◆ PROBLEM TO WORK ON: Copy every line that mentions the word "value".

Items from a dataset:

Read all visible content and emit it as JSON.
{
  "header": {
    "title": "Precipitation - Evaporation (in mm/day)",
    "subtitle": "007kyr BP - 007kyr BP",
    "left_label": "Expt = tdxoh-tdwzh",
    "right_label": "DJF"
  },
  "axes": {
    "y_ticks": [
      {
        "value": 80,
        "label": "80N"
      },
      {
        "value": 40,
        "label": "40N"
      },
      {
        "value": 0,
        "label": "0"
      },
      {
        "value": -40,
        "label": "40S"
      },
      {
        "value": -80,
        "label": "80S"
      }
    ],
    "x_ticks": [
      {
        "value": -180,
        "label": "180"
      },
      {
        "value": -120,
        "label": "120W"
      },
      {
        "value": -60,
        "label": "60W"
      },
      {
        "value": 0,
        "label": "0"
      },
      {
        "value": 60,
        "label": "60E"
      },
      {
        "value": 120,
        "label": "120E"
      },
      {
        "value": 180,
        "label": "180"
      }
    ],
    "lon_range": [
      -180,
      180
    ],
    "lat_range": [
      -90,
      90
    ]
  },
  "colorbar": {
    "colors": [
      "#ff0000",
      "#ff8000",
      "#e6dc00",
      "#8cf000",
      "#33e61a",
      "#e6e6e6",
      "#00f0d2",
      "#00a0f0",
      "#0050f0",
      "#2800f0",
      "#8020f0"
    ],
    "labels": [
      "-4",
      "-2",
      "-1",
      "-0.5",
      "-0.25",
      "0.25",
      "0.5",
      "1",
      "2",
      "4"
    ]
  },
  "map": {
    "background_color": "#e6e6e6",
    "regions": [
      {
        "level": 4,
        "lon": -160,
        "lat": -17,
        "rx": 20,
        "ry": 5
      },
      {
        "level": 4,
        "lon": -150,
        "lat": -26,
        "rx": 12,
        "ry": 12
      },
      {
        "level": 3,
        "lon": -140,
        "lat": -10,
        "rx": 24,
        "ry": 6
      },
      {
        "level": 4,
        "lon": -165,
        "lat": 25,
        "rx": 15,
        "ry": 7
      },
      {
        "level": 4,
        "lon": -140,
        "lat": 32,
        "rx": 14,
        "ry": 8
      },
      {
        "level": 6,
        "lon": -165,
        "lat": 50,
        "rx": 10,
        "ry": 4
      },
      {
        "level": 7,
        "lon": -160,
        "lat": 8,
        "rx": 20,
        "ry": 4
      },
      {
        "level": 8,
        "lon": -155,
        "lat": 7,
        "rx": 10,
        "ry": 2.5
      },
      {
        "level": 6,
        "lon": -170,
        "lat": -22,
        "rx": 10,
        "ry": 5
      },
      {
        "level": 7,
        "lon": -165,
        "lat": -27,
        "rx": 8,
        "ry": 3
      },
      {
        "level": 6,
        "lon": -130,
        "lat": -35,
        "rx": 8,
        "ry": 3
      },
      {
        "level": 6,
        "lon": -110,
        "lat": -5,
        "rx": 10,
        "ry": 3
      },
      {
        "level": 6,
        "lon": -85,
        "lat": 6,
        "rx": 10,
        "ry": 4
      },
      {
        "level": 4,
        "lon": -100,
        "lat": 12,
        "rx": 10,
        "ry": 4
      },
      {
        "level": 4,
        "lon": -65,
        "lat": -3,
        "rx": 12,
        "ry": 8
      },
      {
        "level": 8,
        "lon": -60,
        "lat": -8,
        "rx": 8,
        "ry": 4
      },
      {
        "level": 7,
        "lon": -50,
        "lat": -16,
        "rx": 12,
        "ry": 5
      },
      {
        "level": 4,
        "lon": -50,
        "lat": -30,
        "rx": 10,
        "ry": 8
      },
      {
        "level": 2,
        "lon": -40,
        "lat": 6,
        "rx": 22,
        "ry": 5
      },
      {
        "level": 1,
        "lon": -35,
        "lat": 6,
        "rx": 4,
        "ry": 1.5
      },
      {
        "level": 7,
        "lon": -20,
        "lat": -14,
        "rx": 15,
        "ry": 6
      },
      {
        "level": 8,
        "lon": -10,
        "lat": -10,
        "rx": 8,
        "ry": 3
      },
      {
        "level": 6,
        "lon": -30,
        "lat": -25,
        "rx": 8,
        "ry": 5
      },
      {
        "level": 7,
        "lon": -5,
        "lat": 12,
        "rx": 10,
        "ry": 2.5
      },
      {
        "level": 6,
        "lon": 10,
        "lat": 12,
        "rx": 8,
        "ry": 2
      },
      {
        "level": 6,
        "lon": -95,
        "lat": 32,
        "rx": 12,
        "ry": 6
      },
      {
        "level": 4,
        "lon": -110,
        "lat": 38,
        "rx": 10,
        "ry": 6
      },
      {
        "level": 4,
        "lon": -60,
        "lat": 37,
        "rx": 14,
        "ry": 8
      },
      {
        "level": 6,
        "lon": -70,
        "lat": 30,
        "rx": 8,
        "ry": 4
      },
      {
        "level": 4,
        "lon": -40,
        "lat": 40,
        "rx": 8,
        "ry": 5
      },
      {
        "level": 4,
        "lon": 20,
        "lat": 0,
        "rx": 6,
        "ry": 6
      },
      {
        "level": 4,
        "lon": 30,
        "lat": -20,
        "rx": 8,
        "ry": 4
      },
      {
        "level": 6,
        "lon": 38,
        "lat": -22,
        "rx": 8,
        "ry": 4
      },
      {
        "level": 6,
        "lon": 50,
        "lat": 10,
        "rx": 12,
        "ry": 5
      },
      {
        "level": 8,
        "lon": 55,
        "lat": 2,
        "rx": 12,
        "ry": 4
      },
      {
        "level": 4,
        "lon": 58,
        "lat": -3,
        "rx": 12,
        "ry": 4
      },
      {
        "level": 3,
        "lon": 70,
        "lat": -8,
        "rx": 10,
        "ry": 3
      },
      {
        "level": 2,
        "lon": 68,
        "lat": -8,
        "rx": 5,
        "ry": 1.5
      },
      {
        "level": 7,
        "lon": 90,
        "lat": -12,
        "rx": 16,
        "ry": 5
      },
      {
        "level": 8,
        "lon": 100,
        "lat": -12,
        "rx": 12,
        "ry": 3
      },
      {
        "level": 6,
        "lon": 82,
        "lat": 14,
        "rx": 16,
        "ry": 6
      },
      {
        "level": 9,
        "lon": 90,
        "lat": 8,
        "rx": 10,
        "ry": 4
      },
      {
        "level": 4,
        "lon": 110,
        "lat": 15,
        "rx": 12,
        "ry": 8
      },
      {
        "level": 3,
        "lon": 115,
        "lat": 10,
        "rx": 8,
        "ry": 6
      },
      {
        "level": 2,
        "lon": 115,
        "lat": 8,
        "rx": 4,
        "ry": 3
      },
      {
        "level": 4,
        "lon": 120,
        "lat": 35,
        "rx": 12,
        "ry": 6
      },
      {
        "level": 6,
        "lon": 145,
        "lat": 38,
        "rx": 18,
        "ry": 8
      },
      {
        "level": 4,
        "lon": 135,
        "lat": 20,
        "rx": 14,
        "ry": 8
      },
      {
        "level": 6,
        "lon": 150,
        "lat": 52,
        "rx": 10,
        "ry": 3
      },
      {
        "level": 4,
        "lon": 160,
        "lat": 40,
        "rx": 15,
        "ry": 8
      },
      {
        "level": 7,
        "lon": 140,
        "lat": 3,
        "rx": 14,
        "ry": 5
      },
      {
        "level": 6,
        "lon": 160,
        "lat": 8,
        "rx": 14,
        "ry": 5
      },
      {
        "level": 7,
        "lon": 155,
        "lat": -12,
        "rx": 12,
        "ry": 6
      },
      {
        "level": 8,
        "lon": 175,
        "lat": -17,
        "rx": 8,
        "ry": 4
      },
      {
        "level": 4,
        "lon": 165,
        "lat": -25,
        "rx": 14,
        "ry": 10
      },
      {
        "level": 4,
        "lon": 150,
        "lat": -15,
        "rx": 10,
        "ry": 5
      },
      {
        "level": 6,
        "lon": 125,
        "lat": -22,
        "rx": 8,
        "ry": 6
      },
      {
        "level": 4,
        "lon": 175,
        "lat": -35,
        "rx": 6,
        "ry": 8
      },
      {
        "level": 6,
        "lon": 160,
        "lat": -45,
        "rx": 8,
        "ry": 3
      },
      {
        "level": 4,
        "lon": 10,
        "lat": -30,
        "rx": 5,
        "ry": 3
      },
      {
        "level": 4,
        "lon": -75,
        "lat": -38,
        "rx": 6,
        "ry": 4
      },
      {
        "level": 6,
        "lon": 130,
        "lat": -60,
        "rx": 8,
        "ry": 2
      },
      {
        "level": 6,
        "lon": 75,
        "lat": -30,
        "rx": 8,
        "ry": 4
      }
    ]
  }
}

◆ RESULT:
        "value": 80,
        "value": 40,
        "value": 0,
        "value": -40,
        "value": -80,
        "value": -180,
        "value": -120,
        "value": -60,
        "value": 0,
        "value": 60,
        "value": 120,
        "value": 180,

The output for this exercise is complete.